#### Do this
Count every line below that contains "CINTURA", then state the total with no other output.
++++++
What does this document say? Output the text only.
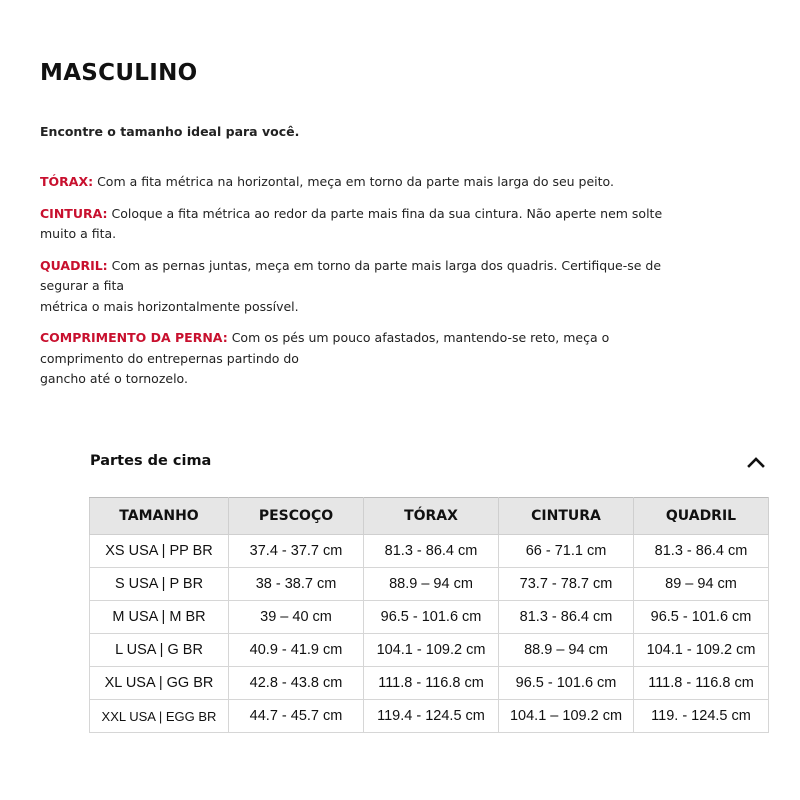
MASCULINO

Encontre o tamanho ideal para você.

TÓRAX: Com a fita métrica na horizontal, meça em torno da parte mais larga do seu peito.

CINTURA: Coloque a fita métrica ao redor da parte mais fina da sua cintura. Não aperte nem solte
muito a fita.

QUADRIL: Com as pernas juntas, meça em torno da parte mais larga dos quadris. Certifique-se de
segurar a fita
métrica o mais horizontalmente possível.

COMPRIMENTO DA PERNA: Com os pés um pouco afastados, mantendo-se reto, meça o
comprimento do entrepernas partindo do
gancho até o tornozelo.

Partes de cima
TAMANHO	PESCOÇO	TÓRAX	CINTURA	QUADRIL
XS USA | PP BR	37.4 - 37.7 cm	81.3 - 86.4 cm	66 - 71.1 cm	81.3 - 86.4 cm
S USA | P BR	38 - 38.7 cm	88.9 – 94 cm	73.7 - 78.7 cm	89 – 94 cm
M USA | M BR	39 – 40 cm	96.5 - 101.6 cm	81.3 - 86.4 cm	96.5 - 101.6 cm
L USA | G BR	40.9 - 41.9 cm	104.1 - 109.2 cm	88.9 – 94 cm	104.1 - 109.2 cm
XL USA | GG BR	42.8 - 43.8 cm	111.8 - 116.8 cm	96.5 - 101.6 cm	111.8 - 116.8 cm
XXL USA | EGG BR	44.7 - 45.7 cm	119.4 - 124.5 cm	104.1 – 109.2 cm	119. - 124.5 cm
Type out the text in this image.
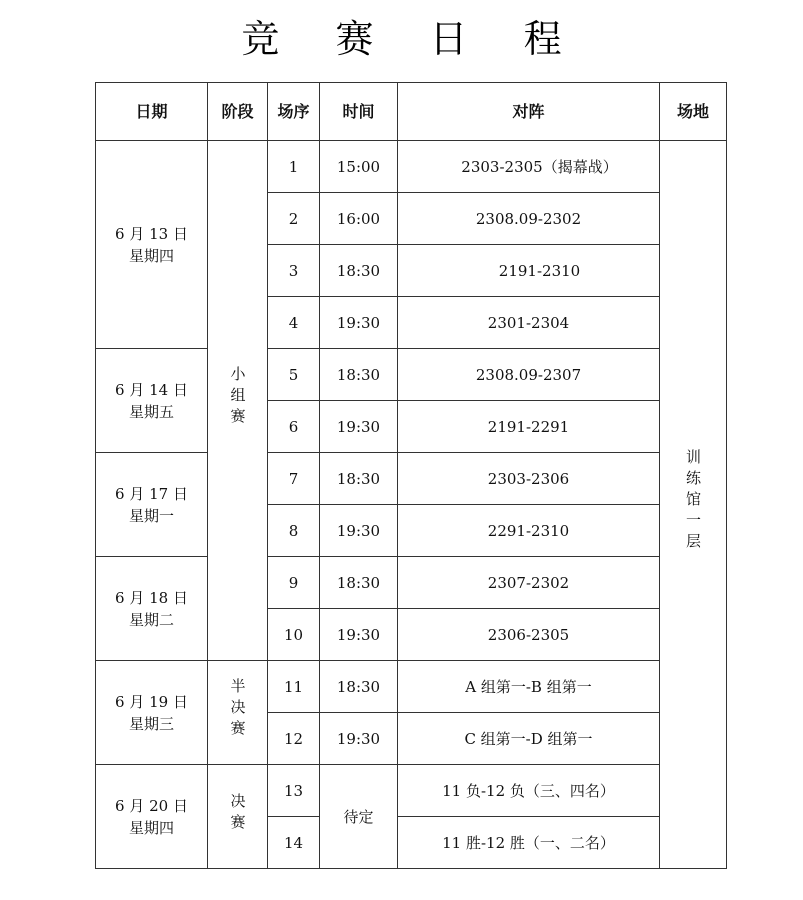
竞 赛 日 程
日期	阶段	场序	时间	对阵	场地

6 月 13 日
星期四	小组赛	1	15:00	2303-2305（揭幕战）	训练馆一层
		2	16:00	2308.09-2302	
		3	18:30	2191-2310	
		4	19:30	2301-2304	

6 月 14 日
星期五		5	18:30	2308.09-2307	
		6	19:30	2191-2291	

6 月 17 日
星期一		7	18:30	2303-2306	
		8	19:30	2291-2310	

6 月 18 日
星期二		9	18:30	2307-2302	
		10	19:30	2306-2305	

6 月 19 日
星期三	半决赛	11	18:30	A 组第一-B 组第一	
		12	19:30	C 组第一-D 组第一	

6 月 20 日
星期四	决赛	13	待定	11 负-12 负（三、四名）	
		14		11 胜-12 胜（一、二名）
++++++
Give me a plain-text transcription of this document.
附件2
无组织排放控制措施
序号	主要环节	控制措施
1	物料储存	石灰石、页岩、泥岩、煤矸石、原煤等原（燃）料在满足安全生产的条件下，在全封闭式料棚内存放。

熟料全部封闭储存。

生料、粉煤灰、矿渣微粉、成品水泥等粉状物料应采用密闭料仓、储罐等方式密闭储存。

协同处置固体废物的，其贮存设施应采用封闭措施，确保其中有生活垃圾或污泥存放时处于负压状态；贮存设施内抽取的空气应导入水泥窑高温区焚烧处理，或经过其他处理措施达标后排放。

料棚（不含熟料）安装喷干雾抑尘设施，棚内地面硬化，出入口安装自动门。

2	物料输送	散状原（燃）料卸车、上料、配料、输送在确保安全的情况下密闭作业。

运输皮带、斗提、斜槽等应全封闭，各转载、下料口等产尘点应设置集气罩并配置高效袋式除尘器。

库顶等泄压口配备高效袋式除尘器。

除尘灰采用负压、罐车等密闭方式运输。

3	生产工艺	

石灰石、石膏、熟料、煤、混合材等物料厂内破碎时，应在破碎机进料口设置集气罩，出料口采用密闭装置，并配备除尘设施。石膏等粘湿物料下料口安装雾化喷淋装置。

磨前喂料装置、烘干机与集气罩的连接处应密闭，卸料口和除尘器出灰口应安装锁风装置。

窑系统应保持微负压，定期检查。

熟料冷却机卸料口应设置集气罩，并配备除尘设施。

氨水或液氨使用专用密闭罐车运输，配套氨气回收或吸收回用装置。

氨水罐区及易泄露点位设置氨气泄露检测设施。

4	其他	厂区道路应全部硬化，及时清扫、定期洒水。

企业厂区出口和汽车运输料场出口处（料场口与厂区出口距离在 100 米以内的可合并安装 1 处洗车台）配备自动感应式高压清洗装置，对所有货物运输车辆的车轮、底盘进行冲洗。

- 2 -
++++++
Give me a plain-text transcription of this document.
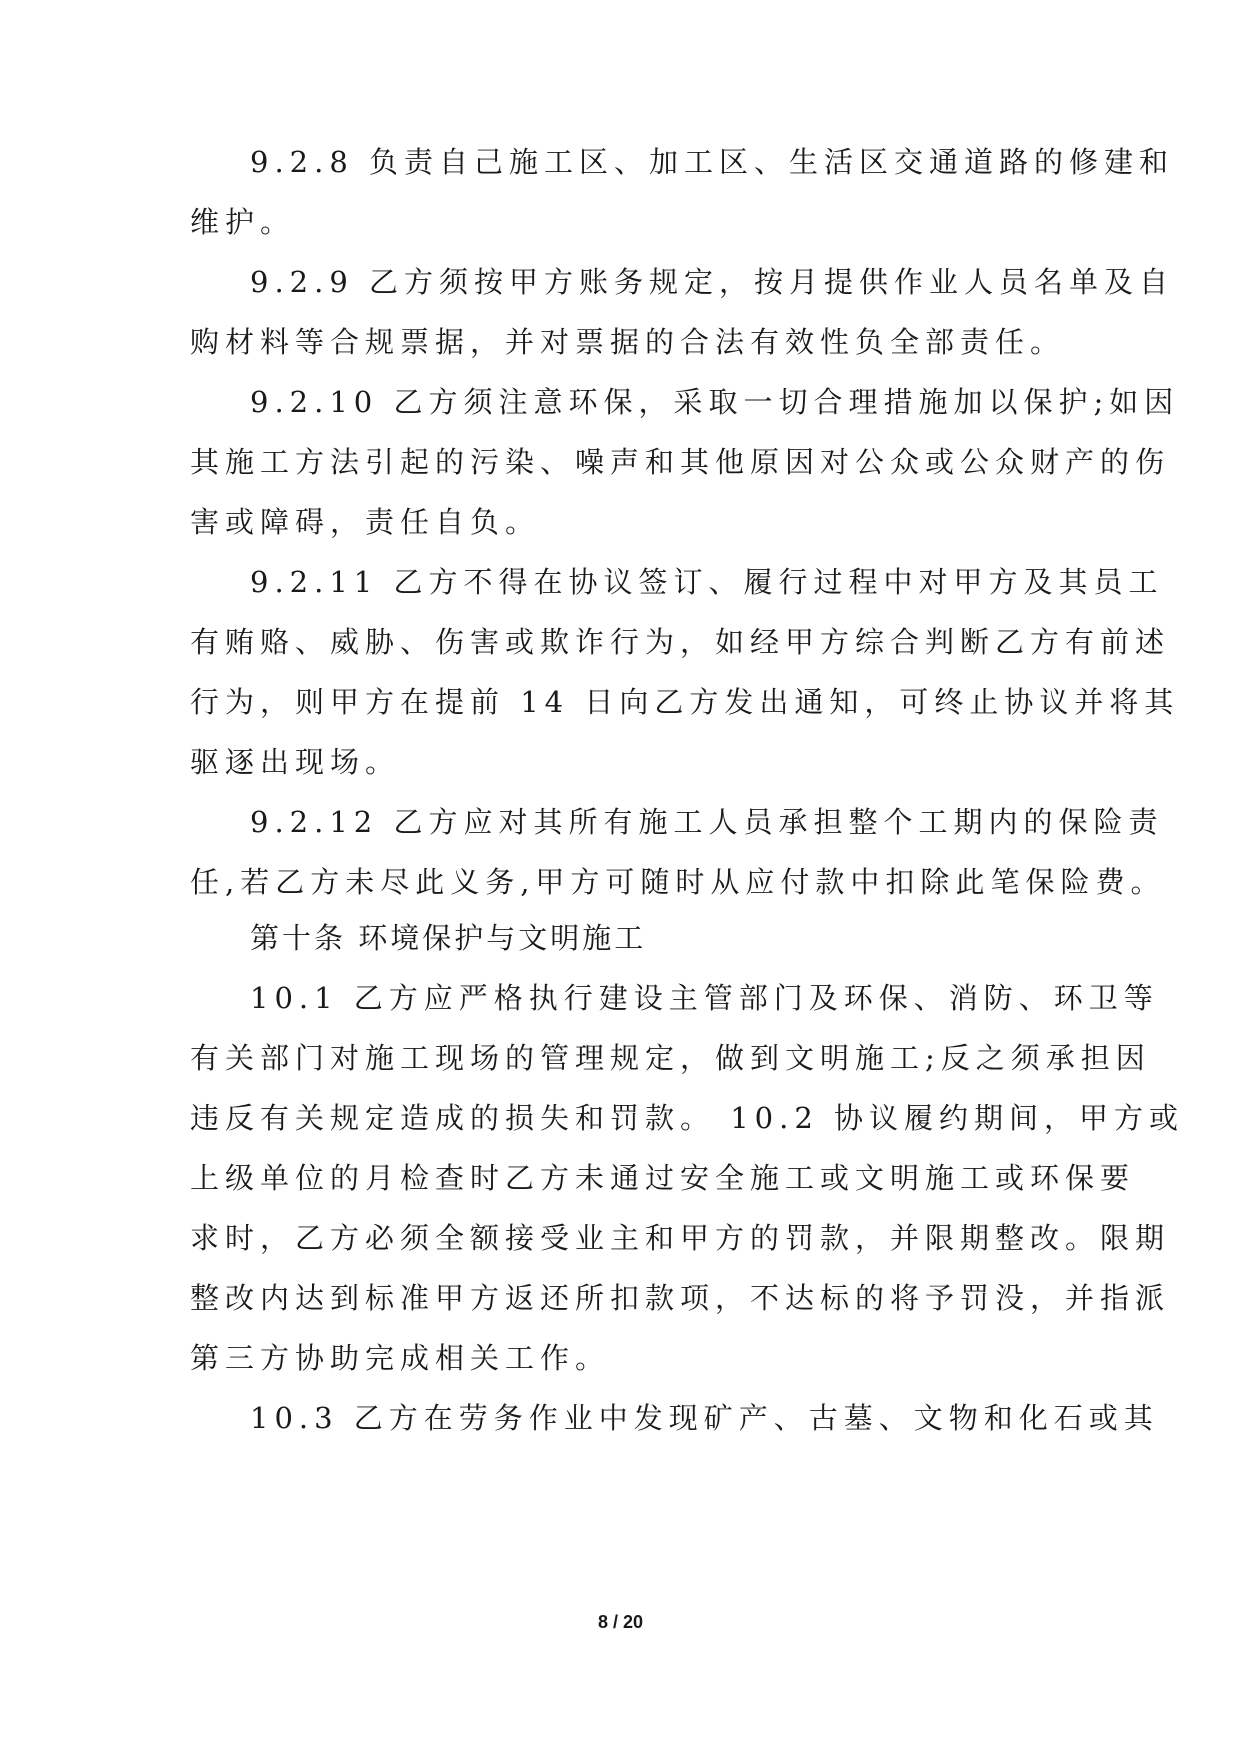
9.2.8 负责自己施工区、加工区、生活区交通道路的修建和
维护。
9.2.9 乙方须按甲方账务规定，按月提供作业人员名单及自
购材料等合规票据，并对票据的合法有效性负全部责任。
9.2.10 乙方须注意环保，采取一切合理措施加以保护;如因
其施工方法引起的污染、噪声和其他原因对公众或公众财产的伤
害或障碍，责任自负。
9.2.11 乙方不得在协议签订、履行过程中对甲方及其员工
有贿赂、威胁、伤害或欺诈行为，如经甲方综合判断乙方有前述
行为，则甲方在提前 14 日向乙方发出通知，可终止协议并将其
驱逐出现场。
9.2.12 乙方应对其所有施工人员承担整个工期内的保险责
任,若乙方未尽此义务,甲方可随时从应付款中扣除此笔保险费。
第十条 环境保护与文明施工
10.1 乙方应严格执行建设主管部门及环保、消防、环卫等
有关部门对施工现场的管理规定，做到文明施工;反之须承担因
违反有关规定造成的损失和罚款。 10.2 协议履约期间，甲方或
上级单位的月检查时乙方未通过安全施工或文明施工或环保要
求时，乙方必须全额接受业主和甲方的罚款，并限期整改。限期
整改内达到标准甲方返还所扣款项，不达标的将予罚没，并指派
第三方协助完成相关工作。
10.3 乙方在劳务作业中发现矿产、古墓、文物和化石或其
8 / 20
++++++
#### Exercise answer
2